* BRIEF *
Produce a verbatim copy of the entries listed below.

* SOURCE DATA *
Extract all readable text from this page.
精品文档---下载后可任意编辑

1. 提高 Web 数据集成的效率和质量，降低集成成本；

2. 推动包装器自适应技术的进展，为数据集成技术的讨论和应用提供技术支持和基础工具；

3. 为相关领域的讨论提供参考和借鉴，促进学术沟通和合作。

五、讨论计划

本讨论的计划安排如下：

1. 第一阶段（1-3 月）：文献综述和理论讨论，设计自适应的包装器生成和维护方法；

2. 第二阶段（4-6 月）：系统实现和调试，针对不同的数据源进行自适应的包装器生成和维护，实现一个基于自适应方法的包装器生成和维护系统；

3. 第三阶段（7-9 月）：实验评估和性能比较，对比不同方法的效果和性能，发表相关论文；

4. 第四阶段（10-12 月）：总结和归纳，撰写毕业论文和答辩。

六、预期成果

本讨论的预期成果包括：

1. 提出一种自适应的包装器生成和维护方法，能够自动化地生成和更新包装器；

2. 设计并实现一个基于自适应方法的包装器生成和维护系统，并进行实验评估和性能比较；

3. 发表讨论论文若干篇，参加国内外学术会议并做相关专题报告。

* SOLUTION TO THIS TASK *
Extract all readable text from this page.
精品文档---下载后可任意编辑

1. 提高 Web 数据集成的效率和质量，降低集成成本；

2. 推动包装器自适应技术的进展，为数据集成技术的讨论和应用提供技术支持和基础工具；

3. 为相关领域的讨论提供参考和借鉴，促进学术沟通和合作。

五、讨论计划

本讨论的计划安排如下：

1. 第一阶段（1-3 月）：文献综述和理论讨论，设计自适应的包装器生成和维护方法；

2. 第二阶段（4-6 月）：系统实现和调试，针对不同的数据源进行自适应的包装器生成和维护，实现一个基于自适应方法的包装器生成和维护系统；

3. 第三阶段（7-9 月）：实验评估和性能比较，对比不同方法的效果和性能，发表相关论文；

4. 第四阶段（10-12 月）：总结和归纳，撰写毕业论文和答辩。

六、预期成果

本讨论的预期成果包括：

1. 提出一种自适应的包装器生成和维护方法，能够自动化地生成和更新包装器；

2. 设计并实现一个基于自适应方法的包装器生成和维护系统，并进行实验评估和性能比较；

3. 发表讨论论文若干篇，参加国内外学术会议并做相关专题报告。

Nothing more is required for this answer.